# Work instructions
Please set down all the lines beneath this one exactly, without the pictures.

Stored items
───
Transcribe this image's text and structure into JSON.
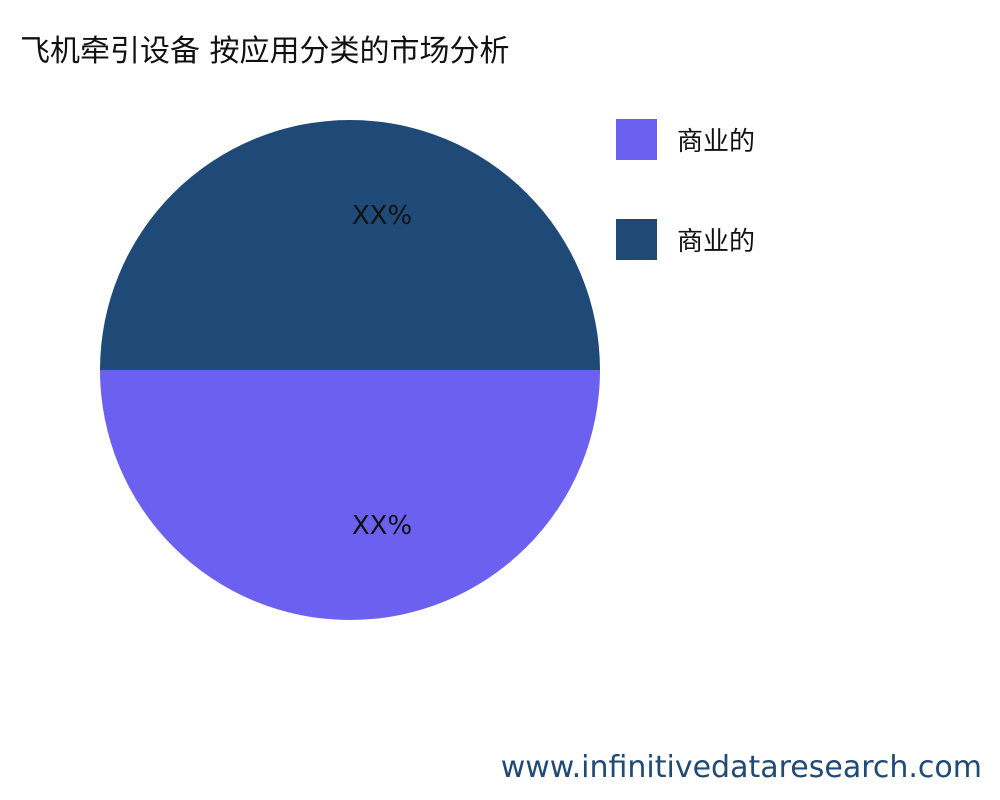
{
  "chart_data": {
    "type": "pie",
    "title": "飞机牵引设备 按应用分类的市场分析",
    "slices": [
      {
        "name": "商业的",
        "value": 50,
        "label": "XX%",
        "color": "#6c60f0"
      },
      {
        "name": "商业的",
        "value": 50,
        "label": "XX%",
        "color": "#1f4a78"
      }
    ],
    "legend_position": "right"
  },
  "watermark": "www.infinitivedataresearch.com"
}
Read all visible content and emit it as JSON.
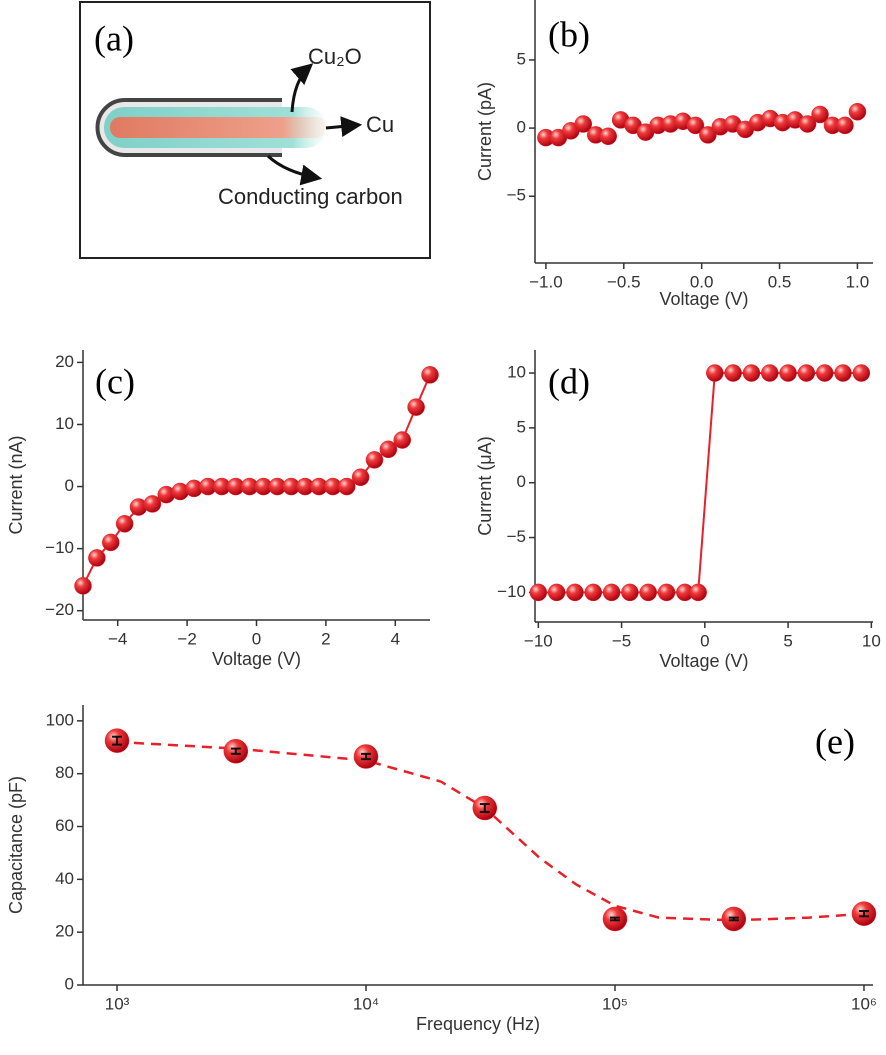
{
  "schematic": {
    "panel_label": "(a)",
    "labels": [
      "Cu₂O",
      "Cu",
      "Conducting carbon"
    ]
  },
  "chart_data": [
    {
      "type": "scatter",
      "panel_label": "(b)",
      "x_label": "Voltage (V)",
      "y_label": "Current (pA)",
      "color": "#e8202a",
      "x": [
        -1.0,
        -0.92,
        -0.84,
        -0.76,
        -0.68,
        -0.6,
        -0.52,
        -0.44,
        -0.36,
        -0.28,
        -0.2,
        -0.12,
        -0.04,
        0.04,
        0.12,
        0.2,
        0.28,
        0.36,
        0.44,
        0.52,
        0.6,
        0.68,
        0.76,
        0.84,
        0.92,
        1.0
      ],
      "values": [
        -0.7,
        -0.7,
        -0.2,
        0.3,
        -0.5,
        -0.6,
        0.6,
        0.2,
        -0.3,
        0.2,
        0.3,
        0.5,
        0.2,
        -0.5,
        0.1,
        0.3,
        -0.1,
        0.4,
        0.7,
        0.4,
        0.6,
        0.3,
        1.0,
        0.2,
        0.2,
        1.2
      ],
      "xlim": [
        -1.07,
        1.1
      ],
      "ylim": [
        -9.9,
        9.4
      ],
      "xticks": [
        {
          "value": -1.0,
          "label": "−1.0"
        },
        {
          "value": -0.5,
          "label": "−0.5"
        },
        {
          "value": 0,
          "label": "0.0"
        },
        {
          "value": 0.5,
          "label": "0.5"
        },
        {
          "value": 1.0,
          "label": "1.0"
        }
      ],
      "yticks": [
        {
          "value": -5,
          "label": "−5"
        },
        0,
        5
      ]
    },
    {
      "type": "line",
      "panel_label": "(c)",
      "x_label": "Voltage (V)",
      "y_label": "Current (nA)",
      "color": "#e8202a",
      "x": [
        -5.0,
        -4.6,
        -4.2,
        -3.8,
        -3.4,
        -3.0,
        -2.6,
        -2.2,
        -1.8,
        -1.4,
        -1.0,
        -0.6,
        -0.2,
        0.2,
        0.6,
        1.0,
        1.4,
        1.8,
        2.2,
        2.6,
        3.0,
        3.4,
        3.8,
        4.2,
        4.6,
        5.0
      ],
      "values": [
        -16,
        -11.5,
        -9,
        -6,
        -3.3,
        -2.8,
        -1.3,
        -0.8,
        -0.3,
        0,
        0,
        0,
        0,
        0,
        0,
        0,
        0,
        0,
        0,
        0,
        1.5,
        4.3,
        6.0,
        7.5,
        12.8,
        18
      ],
      "xlim": [
        -5,
        5
      ],
      "ylim": [
        -21.5,
        22
      ],
      "xticks": [
        {
          "value": -4,
          "label": "−4"
        },
        {
          "value": -2,
          "label": "−2"
        },
        0,
        2,
        4
      ],
      "yticks": [
        {
          "value": -20,
          "label": "−20"
        },
        {
          "value": -10,
          "label": "−10"
        },
        0,
        10,
        20
      ]
    },
    {
      "type": "line",
      "panel_label": "(d)",
      "x_label": "Voltage (V)",
      "y_label": "Current (μA)",
      "color": "#e8202a",
      "x": [
        -10,
        -8.9,
        -7.8,
        -6.7,
        -5.6,
        -4.5,
        -3.4,
        -2.3,
        -1.2,
        -0.4,
        0.6,
        1.7,
        2.8,
        3.9,
        5.0,
        6.1,
        7.2,
        8.3,
        9.4
      ],
      "values": [
        -10,
        -10,
        -10,
        -10,
        -10,
        -10,
        -10,
        -10,
        -10,
        -10,
        10,
        10,
        10,
        10,
        10,
        10,
        10,
        10,
        10
      ],
      "xlim": [
        -10.2,
        10.1
      ],
      "ylim": [
        -12.7,
        12.1
      ],
      "xticks": [
        {
          "value": -10,
          "label": "−10"
        },
        {
          "value": -5,
          "label": "−5"
        },
        0,
        5,
        10
      ],
      "yticks": [
        {
          "value": -10,
          "label": "−10"
        },
        {
          "value": -5,
          "label": "−5"
        },
        0,
        5,
        10
      ]
    },
    {
      "type": "errorbar",
      "panel_label": "(e)",
      "x_label": "Frequency (Hz)",
      "y_label": "Capacitance (pF)",
      "color": "#e8202a",
      "xscale": "log",
      "x": [
        1000,
        3000,
        10000,
        30000,
        100000,
        300000,
        1000000
      ],
      "values": [
        92.5,
        88.5,
        86.5,
        67,
        25,
        25,
        27
      ],
      "errors": [
        1.5,
        1,
        1,
        1.5,
        0.5,
        0.5,
        1
      ],
      "fit": {
        "linestyle": "dashed",
        "color": "#e8202a",
        "x": [
          1000,
          3000,
          10000,
          20000,
          30000,
          50000,
          70000,
          100000,
          150000,
          300000,
          600000,
          1000000
        ],
        "values": [
          92,
          89.5,
          85,
          77,
          67,
          48,
          38,
          30,
          25.5,
          24.5,
          25.5,
          27
        ]
      },
      "xlim": [
        730,
        1087000
      ],
      "ylim": [
        0,
        106
      ],
      "xticks": [
        {
          "value": 1000,
          "label": "10³"
        },
        {
          "value": 10000,
          "label": "10⁴"
        },
        {
          "value": 100000,
          "label": "10⁵"
        },
        {
          "value": 1000000,
          "label": "10⁶"
        }
      ],
      "yticks": [
        0,
        20,
        40,
        60,
        80,
        100
      ]
    }
  ]
}
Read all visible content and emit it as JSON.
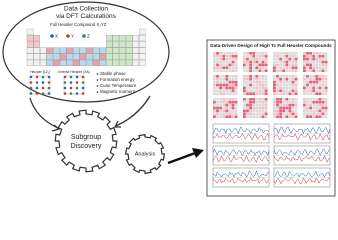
{
  "data_collection": {
    "title_line1": "Data Collection",
    "title_line2": "via DFT Calculations",
    "compound": "Full Heusler Compound X₂YZ",
    "legend": [
      "X",
      "Y",
      "Z"
    ],
    "structures": [
      "Heusler (L2₁)",
      "Inverse Heusler (XA)"
    ],
    "properties": [
      "Stable phase",
      "Formation energy",
      "Curie Temperature",
      "Magnetic moment"
    ]
  },
  "steps": {
    "subgroup": [
      "Subgroup",
      "Discovery"
    ],
    "analysis": "Analysis"
  },
  "result": {
    "title": "Data-Driven Design of High Tc Full Heusler Compounds"
  }
}
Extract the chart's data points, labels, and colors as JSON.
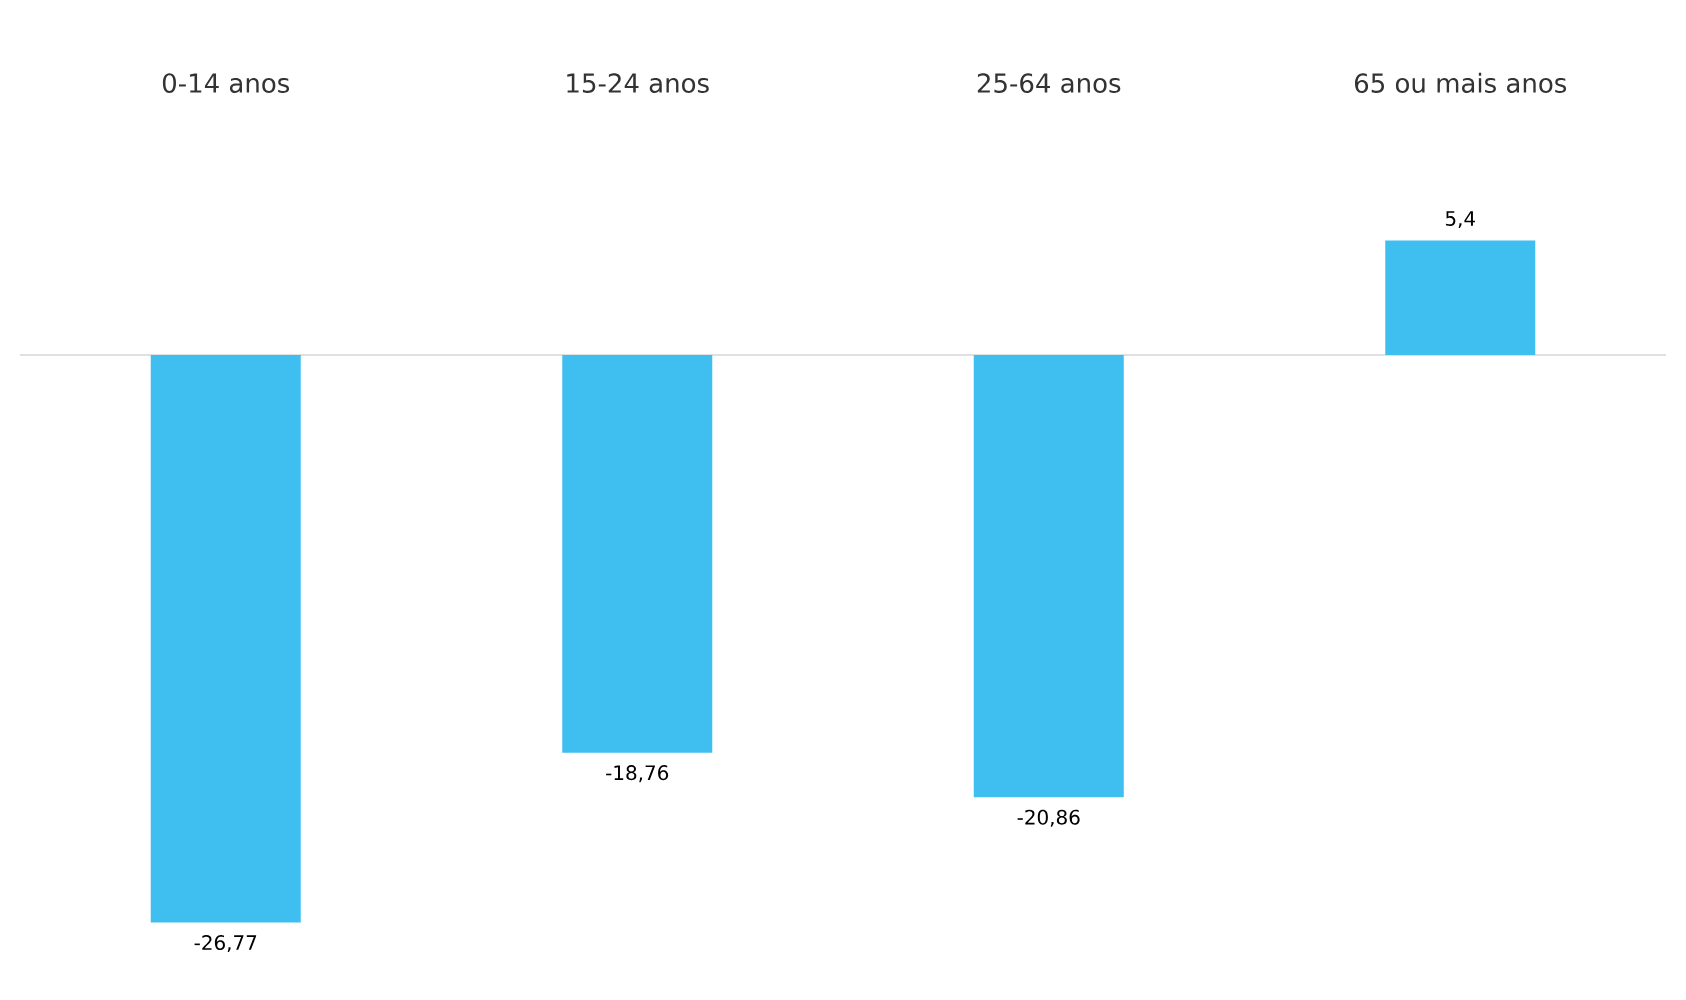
{
  "chart_data": {
    "type": "bar",
    "categories": [
      "0-14 anos",
      "15-24 anos",
      "25-64 anos",
      "65 ou mais anos"
    ],
    "values": [
      -26.77,
      -18.76,
      -20.86,
      5.4
    ],
    "value_labels": [
      "-26,77",
      "-18,76",
      "-20,86",
      "5,4"
    ],
    "color": "#3fbfef"
  }
}
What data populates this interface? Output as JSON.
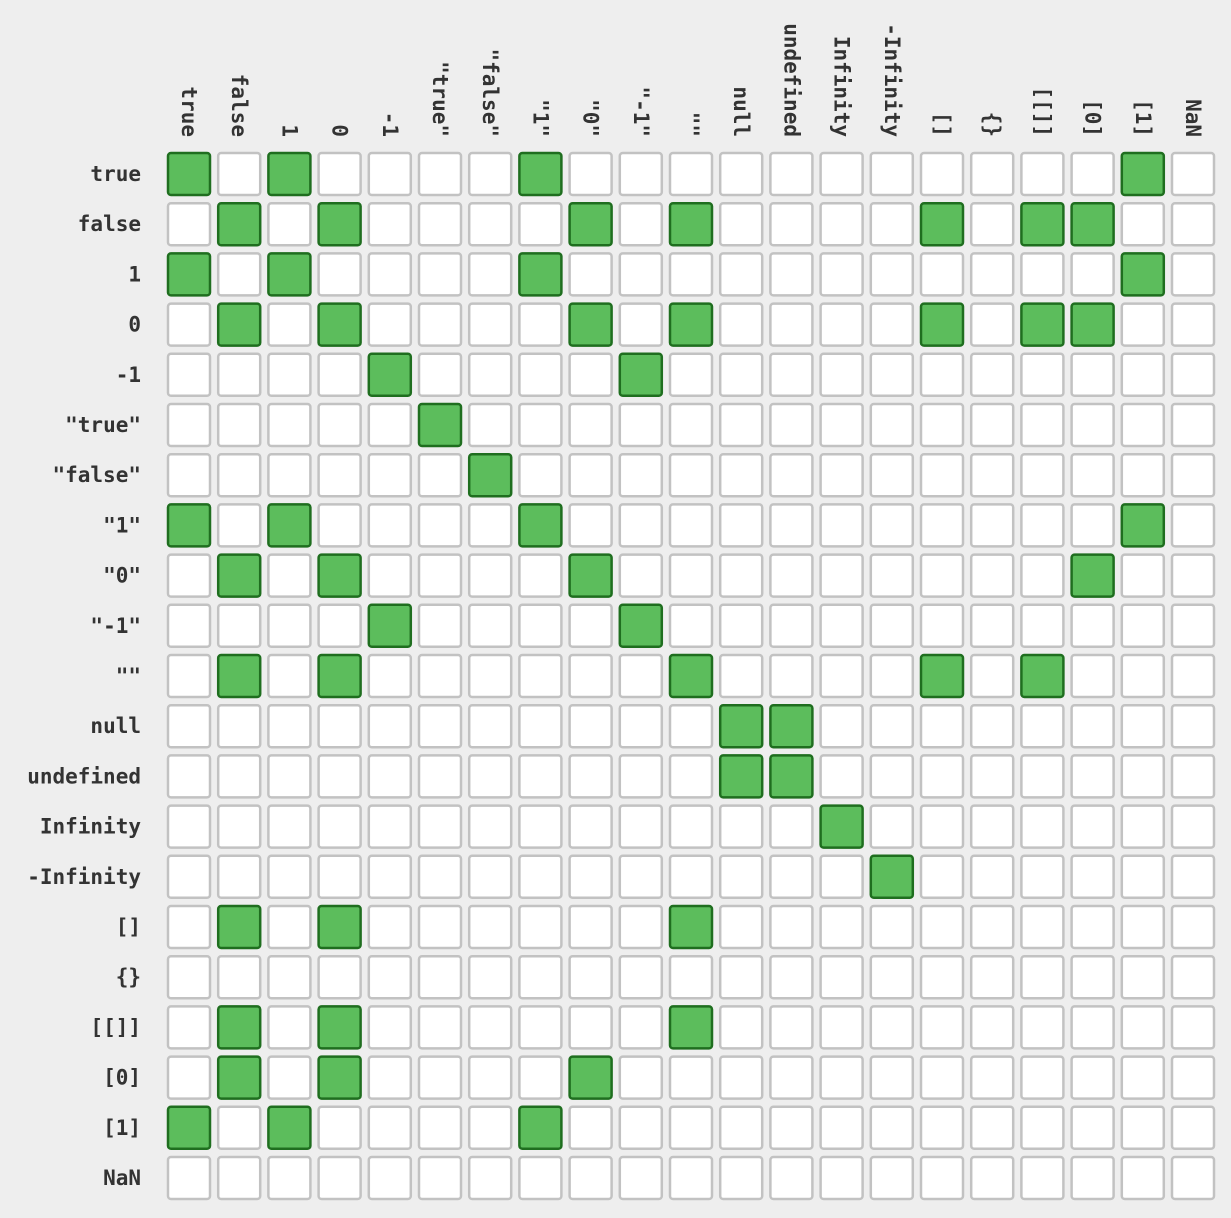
───
# The solution
Transcribe this image's text and structure into JSON.
{
  "chart_data": {
    "type": "pie",
    "title": "飞机牵引设备 按应用分类的市场分析",
    "slices": [
      {
        "name": "商业的",
        "value": 50,
        "label": "XX%",
        "color": "#6c60f0"
      },
      {
        "name": "商业的",
        "value": 50,
        "label": "XX%",
        "color": "#1f4a78"
      }
    ],
    "legend_position": "right"
  },
  "watermark": "www.infinitivedataresearch.com"
}
Read all visible content and emit it as JSON.
{
  "schematic": {
    "panel_label": "(a)",
    "labels": [
      "Cu₂O",
      "Cu",
      "Conducting carbon"
    ]
  },
  "chart_data": [
    {
      "type": "scatter",
      "panel_label": "(b)",
      "x_label": "Voltage (V)",
      "y_label": "Current (pA)",
      "color": "#e8202a",
      "x": [
        -1.0,
        -0.92,
        -0.84,
        -0.76,
        -0.68,
        -0.6,
        -0.52,
        -0.44,
        -0.36,
        -0.28,
        -0.2,
        -0.12,
        -0.04,
        0.04,
        0.12,
        0.2,
        0.28,
        0.36,
        0.44,
        0.52,
        0.6,
        0.68,
        0.76,
        0.84,
        0.92,
        1.0
      ],
      "values": [
        -0.7,
        -0.7,
        -0.2,
        0.3,
        -0.5,
        -0.6,
        0.6,
        0.2,
        -0.3,
        0.2,
        0.3,
        0.5,
        0.2,
        -0.5,
        0.1,
        0.3,
        -0.1,
        0.4,
        0.7,
        0.4,
        0.6,
        0.3,
        1.0,
        0.2,
        0.2,
        1.2
      ],
      "xlim": [
        -1.07,
        1.1
      ],
      "ylim": [
        -9.9,
        9.4
      ],
      "xticks": [
        {
          "value": -1.0,
          "label": "−1.0"
        },
        {
          "value": -0.5,
          "label": "−0.5"
        },
        {
          "value": 0,
          "label": "0.0"
        },
        {
          "value": 0.5,
          "label": "0.5"
        },
        {
          "value": 1.0,
          "label": "1.0"
        }
      ],
      "yticks": [
        {
          "value": -5,
          "label": "−5"
        },
        0,
        5
      ]
    },
    {
      "type": "line",
      "panel_label": "(c)",
      "x_label": "Voltage (V)",
      "y_label": "Current (nA)",
      "color": "#e8202a",
      "x": [
        -5.0,
        -4.6,
        -4.2,
        -3.8,
        -3.4,
        -3.0,
        -2.6,
        -2.2,
        -1.8,
        -1.4,
        -1.0,
        -0.6,
        -0.2,
        0.2,
        0.6,
        1.0,
        1.4,
        1.8,
        2.2,
        2.6,
        3.0,
        3.4,
        3.8,
        4.2,
        4.6,
        5.0
      ],
      "values": [
        -16,
        -11.5,
        -9,
        -6,
        -3.3,
        -2.8,
        -1.3,
        -0.8,
        -0.3,
        0,
        0,
        0,
        0,
        0,
        0,
        0,
        0,
        0,
        0,
        0,
        1.5,
        4.3,
        6.0,
        7.5,
        12.8,
        18
      ],
      "xlim": [
        -5,
        5
      ],
      "ylim": [
        -21.5,
        22
      ],
      "xticks": [
        {
          "value": -4,
          "label": "−4"
        },
        {
          "value": -2,
          "label": "−2"
        },
        0,
        2,
        4
      ],
      "yticks": [
        {
          "value": -20,
          "label": "−20"
        },
        {
          "value": -10,
          "label": "−10"
        },
        0,
        10,
        20
      ]
    },
    {
      "type": "line",
      "panel_label": "(d)",
      "x_label": "Voltage (V)",
      "y_label": "Current (μA)",
      "color": "#e8202a",
      "x": [
        -10,
        -8.9,
        -7.8,
        -6.7,
        -5.6,
        -4.5,
        -3.4,
        -2.3,
        -1.2,
        -0.4,
        0.6,
        1.7,
        2.8,
        3.9,
        5.0,
        6.1,
        7.2,
        8.3,
        9.4
      ],
      "values": [
        -10,
        -10,
        -10,
        -10,
        -10,
        -10,
        -10,
        -10,
        -10,
        -10,
        10,
        10,
        10,
        10,
        10,
        10,
        10,
        10,
        10
      ],
      "xlim": [
        -10.2,
        10.1
      ],
      "ylim": [
        -12.7,
        12.1
      ],
      "xticks": [
        {
          "value": -10,
          "label": "−10"
        },
        {
          "value": -5,
          "label": "−5"
        },
        0,
        5,
        10
      ],
      "yticks": [
        {
          "value": -10,
          "label": "−10"
        },
        {
          "value": -5,
          "label": "−5"
        },
        0,
        5,
        10
      ]
    },
    {
      "type": "errorbar",
      "panel_label": "(e)",
      "x_label": "Frequency (Hz)",
      "y_label": "Capacitance (pF)",
      "color": "#e8202a",
      "xscale": "log",
      "x": [
        1000,
        3000,
        10000,
        30000,
        100000,
        300000,
        1000000
      ],
      "values": [
        92.5,
        88.5,
        86.5,
        67,
        25,
        25,
        27
      ],
      "errors": [
        1.5,
        1,
        1,
        1.5,
        0.5,
        0.5,
        1
      ],
      "fit": {
        "linestyle": "dashed",
        "color": "#e8202a",
        "x": [
          1000,
          3000,
          10000,
          20000,
          30000,
          50000,
          70000,
          100000,
          150000,
          300000,
          600000,
          1000000
        ],
        "values": [
          92,
          89.5,
          85,
          77,
          67,
          48,
          38,
          30,
          25.5,
          24.5,
          25.5,
          27
        ]
      },
      "xlim": [
        730,
        1087000
      ],
      "ylim": [
        0,
        106
      ],
      "xticks": [
        {
          "value": 1000,
          "label": "10³"
        },
        {
          "value": 10000,
          "label": "10⁴"
        },
        {
          "value": 100000,
          "label": "10⁵"
        },
        {
          "value": 1000000,
          "label": "10⁶"
        }
      ],
      "yticks": [
        0,
        20,
        40,
        60,
        80,
        100
      ]
    }
  ]
}
Read all visible content and emit it as JSON.
{
  "data_collection": {
    "title_line1": "Data Collection",
    "title_line2": "via DFT Calculations",
    "compound": "Full Heusler Compound X₂YZ",
    "legend": [
      "X",
      "Y",
      "Z"
    ],
    "structures": [
      "Heusler (L2₁)",
      "Inverse Heusler (XA)"
    ],
    "properties": [
      "Stable phase",
      "Formation energy",
      "Curie Temperature",
      "Magnetic moment"
    ]
  },
  "steps": {
    "subgroup": [
      "Subgroup",
      "Discovery"
    ],
    "analysis": "Analysis"
  },
  "result": {
    "title": "Data-Driven Design of High Tc Full Heusler Compounds"
  }
}
Extract the chart's data points, labels, and colors as JSON.
{
  "chart_data": {
    "type": "bar",
    "categories": [
      "0-14 anos",
      "15-24 anos",
      "25-64 anos",
      "65 ou mais anos"
    ],
    "values": [
      -26.77,
      -18.76,
      -20.86,
      5.4
    ],
    "value_labels": [
      "-26,77",
      "-18,76",
      "-20,86",
      "5,4"
    ],
    "color": "#3fbfef"
  }
}
What data populates this interface? Output as JSON.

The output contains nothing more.